■ What is required:
State how many lines contain the string "JSON", and write nothing else.

■ Supplied records:
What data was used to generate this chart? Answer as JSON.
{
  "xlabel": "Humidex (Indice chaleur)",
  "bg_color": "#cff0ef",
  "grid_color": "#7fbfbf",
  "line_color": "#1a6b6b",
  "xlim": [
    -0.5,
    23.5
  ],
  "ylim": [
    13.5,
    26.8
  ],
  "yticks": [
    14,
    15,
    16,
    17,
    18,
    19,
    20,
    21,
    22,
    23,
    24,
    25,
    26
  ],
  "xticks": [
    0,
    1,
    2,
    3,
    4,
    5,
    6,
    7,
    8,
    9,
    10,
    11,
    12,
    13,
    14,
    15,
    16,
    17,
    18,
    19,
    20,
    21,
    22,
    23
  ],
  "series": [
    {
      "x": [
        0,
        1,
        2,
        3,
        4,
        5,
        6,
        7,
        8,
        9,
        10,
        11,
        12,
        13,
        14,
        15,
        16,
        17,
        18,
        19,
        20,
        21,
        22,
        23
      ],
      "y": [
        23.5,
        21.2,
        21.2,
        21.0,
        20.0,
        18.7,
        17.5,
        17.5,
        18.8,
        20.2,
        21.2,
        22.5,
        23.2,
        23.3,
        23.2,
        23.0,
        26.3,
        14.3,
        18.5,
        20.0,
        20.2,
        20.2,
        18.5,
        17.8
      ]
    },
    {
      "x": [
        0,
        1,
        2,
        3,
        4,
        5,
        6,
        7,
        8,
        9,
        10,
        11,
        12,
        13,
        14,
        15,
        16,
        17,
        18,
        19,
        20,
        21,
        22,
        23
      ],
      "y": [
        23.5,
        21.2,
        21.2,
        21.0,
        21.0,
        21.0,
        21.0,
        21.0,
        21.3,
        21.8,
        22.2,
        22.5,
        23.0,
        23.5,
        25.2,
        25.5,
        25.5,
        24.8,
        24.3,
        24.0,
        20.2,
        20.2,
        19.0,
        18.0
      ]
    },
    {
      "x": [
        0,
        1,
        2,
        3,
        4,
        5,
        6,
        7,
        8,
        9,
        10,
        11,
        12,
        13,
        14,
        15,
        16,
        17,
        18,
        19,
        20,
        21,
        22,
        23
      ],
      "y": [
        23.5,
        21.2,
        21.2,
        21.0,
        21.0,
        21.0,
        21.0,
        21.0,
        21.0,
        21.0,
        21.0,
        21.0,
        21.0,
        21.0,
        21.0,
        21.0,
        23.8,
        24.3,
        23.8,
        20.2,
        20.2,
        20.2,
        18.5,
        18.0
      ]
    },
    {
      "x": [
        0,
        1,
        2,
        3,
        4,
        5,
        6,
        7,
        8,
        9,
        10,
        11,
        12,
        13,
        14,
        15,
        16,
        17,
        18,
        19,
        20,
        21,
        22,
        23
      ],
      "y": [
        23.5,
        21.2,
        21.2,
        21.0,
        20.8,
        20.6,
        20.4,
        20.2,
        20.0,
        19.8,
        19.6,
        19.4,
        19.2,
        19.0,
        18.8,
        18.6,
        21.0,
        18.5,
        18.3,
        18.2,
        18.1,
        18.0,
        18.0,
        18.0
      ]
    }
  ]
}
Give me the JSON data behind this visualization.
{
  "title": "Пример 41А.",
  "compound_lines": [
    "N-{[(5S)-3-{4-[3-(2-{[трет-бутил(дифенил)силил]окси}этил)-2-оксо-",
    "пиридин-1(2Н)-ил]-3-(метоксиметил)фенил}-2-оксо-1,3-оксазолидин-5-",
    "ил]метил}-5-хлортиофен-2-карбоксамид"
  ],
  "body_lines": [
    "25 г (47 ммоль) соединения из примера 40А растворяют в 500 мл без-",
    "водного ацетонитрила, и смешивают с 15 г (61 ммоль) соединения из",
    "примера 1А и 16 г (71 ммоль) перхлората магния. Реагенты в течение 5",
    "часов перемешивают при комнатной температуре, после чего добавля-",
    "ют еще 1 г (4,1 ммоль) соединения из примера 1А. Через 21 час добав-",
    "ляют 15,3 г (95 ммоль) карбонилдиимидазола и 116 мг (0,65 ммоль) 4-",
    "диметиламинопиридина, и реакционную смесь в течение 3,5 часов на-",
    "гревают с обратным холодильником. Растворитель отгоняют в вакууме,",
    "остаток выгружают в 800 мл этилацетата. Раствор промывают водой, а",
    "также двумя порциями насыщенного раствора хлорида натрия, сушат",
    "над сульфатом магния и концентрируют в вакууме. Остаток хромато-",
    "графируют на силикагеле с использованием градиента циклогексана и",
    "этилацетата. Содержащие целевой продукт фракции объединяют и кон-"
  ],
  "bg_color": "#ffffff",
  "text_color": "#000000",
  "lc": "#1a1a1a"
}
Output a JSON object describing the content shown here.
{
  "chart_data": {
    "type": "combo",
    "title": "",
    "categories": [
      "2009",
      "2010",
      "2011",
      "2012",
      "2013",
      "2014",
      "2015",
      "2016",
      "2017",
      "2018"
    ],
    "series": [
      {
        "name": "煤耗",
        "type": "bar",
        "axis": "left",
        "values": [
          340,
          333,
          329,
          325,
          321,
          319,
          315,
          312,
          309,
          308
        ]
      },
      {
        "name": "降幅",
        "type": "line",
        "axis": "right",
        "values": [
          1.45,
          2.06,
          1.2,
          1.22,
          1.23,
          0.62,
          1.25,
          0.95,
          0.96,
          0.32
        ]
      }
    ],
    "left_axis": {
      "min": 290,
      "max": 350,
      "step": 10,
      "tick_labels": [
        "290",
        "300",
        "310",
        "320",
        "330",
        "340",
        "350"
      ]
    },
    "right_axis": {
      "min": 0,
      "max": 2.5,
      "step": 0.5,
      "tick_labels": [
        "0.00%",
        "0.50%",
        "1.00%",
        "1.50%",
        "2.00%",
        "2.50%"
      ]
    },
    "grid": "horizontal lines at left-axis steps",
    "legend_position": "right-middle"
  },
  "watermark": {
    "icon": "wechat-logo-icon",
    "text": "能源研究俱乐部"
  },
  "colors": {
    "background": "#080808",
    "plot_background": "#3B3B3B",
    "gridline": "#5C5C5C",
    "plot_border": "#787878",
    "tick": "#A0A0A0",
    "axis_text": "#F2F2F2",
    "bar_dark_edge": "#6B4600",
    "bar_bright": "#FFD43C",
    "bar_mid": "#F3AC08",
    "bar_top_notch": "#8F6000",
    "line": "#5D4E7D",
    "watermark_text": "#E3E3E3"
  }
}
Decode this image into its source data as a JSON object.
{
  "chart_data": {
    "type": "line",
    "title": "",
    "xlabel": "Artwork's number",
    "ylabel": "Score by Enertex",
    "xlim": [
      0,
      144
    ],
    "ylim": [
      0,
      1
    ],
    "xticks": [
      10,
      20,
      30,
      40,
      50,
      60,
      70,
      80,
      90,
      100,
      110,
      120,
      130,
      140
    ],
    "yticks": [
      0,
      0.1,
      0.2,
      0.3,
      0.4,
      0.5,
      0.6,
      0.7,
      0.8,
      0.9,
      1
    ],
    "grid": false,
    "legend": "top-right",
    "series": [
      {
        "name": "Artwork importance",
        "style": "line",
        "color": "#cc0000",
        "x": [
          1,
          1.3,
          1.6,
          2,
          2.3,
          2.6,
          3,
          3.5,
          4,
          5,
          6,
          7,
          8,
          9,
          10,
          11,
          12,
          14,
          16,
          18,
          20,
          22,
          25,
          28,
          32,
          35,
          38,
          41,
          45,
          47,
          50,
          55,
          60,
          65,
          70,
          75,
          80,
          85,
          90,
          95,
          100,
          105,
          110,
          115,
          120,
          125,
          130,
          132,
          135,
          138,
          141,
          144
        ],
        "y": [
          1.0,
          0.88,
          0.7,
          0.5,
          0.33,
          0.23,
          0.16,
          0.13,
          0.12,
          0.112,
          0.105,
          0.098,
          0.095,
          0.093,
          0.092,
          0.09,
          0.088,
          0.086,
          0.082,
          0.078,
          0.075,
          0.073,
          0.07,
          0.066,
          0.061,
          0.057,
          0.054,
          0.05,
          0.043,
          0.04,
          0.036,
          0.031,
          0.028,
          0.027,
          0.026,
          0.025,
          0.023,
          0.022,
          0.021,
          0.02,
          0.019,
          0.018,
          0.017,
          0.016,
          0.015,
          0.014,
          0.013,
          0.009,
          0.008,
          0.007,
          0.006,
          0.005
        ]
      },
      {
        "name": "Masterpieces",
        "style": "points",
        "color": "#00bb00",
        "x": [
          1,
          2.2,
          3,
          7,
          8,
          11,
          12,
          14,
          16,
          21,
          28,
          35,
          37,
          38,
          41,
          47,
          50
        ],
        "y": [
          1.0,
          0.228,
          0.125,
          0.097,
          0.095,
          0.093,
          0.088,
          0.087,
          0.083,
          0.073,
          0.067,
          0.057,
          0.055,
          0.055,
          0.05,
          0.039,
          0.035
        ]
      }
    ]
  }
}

■ Correct answer:
4